Written instruction: Scan the data below. Pull out each line where "Niech" occurs.
[Start of Records supplied]
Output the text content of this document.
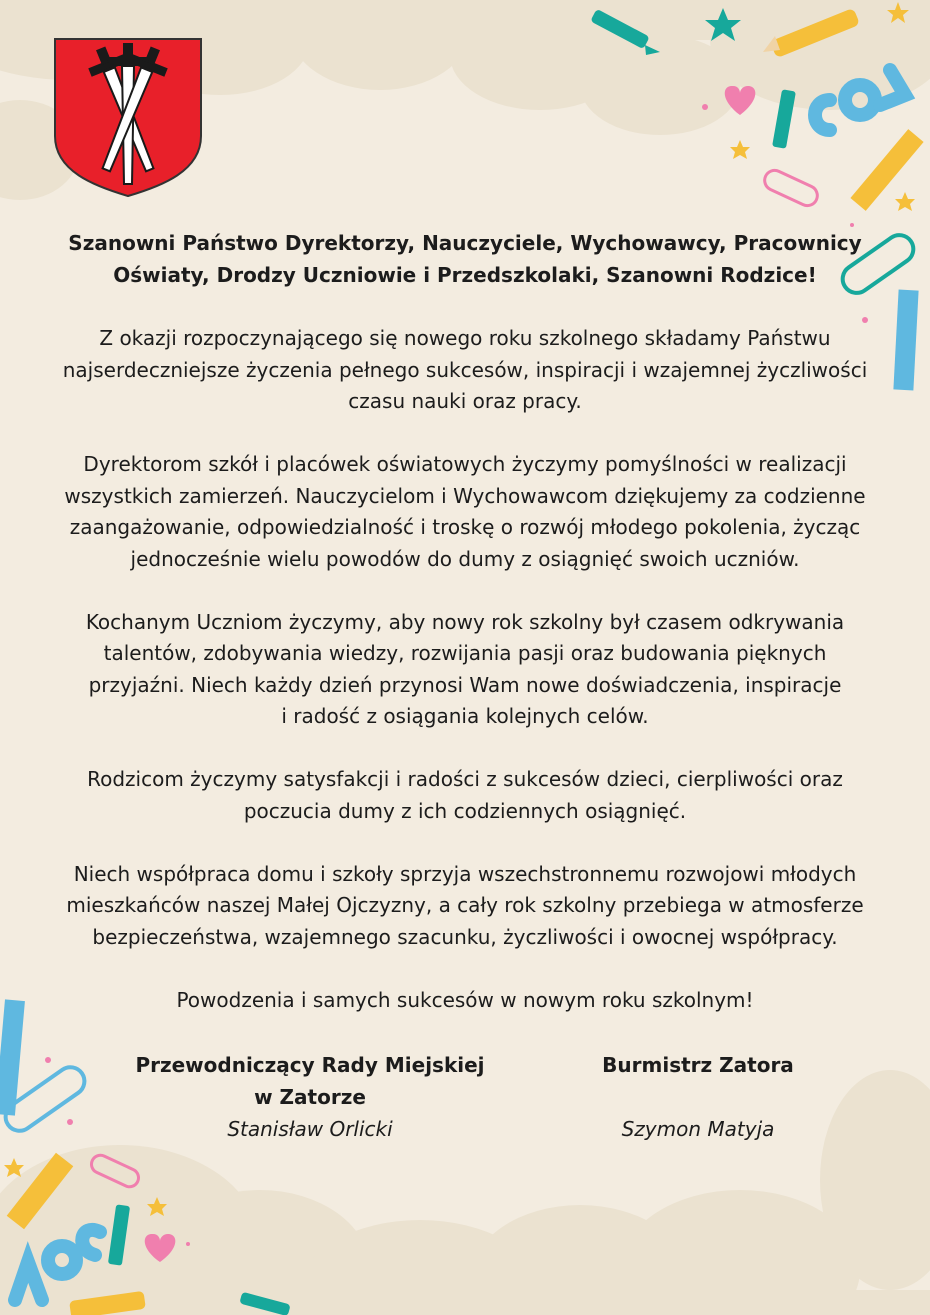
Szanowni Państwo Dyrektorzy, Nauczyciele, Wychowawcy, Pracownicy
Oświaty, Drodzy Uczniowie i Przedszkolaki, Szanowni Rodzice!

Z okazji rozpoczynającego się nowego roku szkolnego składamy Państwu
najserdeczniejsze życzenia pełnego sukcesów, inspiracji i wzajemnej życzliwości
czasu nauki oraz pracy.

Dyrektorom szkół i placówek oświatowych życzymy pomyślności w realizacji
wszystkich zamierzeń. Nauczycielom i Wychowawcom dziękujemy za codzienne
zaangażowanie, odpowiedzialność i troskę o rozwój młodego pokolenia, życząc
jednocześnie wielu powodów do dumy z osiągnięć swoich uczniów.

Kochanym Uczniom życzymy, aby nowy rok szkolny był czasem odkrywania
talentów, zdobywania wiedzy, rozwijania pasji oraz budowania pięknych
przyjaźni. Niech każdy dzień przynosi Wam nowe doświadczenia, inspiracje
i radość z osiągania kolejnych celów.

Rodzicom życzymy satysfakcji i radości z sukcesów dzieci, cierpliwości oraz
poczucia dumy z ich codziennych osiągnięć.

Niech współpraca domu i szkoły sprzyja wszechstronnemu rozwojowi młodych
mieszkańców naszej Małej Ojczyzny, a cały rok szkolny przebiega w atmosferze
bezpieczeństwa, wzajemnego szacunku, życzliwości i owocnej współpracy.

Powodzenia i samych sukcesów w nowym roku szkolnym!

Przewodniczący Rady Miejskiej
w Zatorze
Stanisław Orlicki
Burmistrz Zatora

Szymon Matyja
[End of Records supplied]
Completed exercise:
przyjaźni. Niech każdy dzień przynosi Wam nowe doświadczenia, inspiracje
Niech współpraca domu i szkoły sprzyja wszechstronnemu rozwojowi młodych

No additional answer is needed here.